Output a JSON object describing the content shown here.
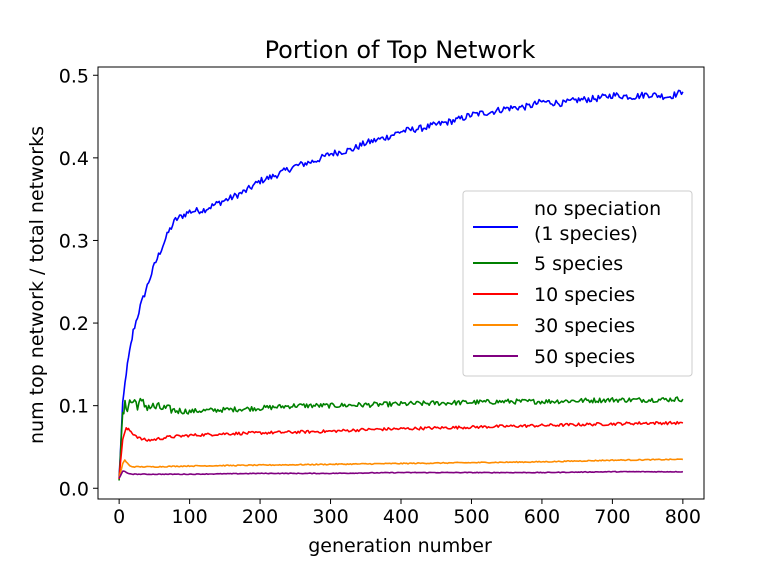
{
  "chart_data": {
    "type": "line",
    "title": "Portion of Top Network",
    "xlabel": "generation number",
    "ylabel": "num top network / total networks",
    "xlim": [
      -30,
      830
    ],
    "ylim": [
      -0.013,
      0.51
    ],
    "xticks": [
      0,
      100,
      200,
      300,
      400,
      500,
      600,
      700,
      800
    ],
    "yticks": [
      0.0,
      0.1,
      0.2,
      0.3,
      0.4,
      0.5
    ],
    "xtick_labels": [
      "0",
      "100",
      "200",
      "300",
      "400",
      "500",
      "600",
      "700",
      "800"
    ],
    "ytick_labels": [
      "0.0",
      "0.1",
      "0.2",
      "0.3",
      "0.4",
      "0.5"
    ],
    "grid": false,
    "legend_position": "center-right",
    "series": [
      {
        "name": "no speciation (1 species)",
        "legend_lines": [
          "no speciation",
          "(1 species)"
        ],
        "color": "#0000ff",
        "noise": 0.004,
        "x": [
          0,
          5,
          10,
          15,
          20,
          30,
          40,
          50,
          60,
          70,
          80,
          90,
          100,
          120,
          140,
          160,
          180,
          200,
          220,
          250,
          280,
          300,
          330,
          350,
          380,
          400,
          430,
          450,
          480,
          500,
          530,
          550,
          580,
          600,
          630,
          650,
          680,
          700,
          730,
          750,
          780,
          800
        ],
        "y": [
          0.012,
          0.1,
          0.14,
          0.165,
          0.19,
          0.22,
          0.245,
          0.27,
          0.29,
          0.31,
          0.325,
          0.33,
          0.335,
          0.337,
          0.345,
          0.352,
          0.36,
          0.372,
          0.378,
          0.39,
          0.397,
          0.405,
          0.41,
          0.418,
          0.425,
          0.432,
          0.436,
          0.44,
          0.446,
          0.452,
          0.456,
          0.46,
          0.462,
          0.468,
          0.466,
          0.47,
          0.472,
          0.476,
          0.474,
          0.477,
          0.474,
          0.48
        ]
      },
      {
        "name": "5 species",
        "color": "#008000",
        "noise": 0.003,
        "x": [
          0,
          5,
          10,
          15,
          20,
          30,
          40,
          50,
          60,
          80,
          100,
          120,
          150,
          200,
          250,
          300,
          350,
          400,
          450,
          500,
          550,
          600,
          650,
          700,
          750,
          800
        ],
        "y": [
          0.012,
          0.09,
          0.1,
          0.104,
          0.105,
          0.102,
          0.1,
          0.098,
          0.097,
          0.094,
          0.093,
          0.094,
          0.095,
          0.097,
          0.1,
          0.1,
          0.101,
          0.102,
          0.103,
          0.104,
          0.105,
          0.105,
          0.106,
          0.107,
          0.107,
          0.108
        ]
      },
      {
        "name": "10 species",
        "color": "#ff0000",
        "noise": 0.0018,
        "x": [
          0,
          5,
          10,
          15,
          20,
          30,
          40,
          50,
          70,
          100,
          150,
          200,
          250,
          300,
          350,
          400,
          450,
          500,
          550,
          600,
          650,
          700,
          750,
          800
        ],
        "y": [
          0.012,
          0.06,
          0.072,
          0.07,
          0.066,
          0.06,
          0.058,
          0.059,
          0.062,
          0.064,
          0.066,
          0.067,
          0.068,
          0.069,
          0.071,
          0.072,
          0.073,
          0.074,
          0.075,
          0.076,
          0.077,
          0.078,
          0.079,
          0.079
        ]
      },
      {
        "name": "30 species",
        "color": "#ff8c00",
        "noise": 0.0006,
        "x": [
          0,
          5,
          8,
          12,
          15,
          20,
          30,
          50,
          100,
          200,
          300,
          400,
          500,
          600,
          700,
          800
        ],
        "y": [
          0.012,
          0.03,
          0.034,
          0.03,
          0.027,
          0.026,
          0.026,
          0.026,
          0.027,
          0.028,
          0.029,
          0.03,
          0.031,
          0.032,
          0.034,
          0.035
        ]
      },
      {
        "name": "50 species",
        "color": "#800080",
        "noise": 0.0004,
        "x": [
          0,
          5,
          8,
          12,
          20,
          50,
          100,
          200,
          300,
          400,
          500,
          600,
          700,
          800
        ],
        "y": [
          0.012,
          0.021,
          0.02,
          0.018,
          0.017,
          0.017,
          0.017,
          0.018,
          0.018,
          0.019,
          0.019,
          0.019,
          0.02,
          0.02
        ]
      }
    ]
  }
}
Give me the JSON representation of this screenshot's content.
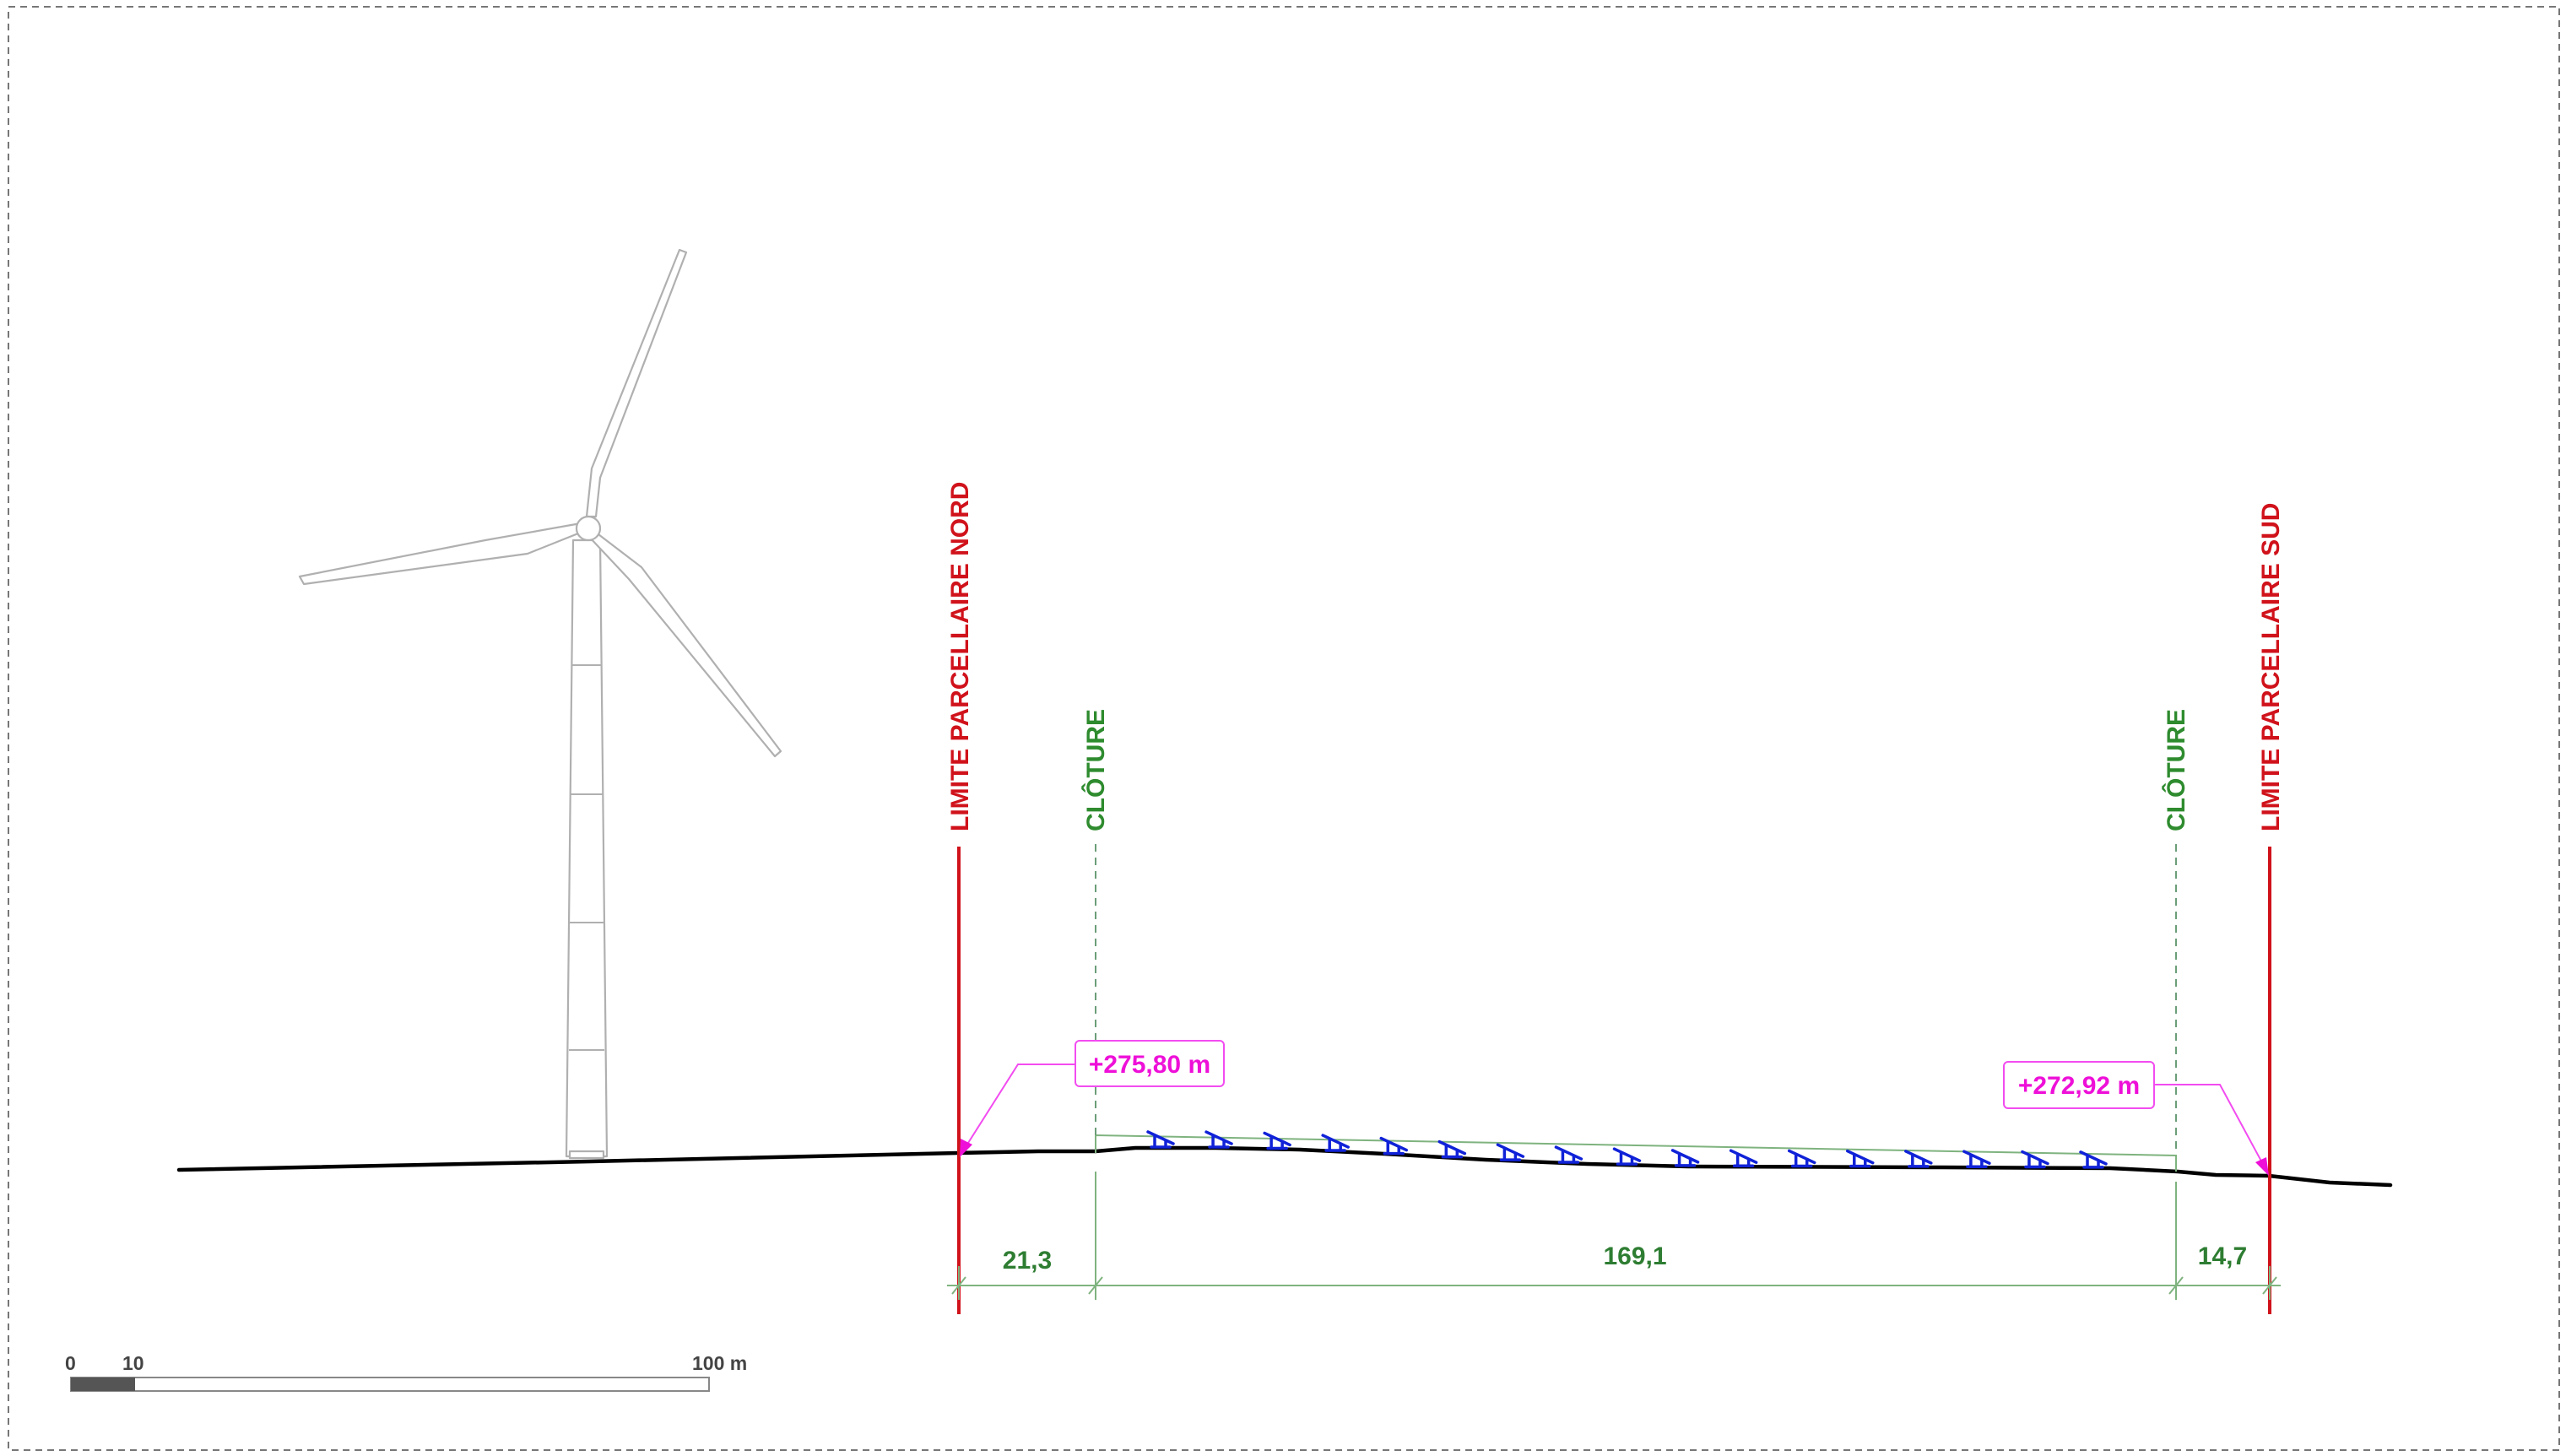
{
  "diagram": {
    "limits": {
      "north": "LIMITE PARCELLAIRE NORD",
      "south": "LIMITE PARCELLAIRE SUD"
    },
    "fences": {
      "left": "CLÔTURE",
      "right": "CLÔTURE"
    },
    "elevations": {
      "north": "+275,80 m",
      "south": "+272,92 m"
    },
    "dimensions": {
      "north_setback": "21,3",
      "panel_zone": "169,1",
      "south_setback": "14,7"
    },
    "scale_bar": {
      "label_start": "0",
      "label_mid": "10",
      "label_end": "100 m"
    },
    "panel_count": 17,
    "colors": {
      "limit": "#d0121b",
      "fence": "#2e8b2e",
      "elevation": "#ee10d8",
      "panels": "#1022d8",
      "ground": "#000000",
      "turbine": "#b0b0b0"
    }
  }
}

-- WHAT IS NEEDED --
Gather each line that holds "LIMITE".

-- RESULT FOR THIS TASK --
      "north": "LIMITE PARCELLAIRE NORD",
      "south": "LIMITE PARCELLAIRE SUD"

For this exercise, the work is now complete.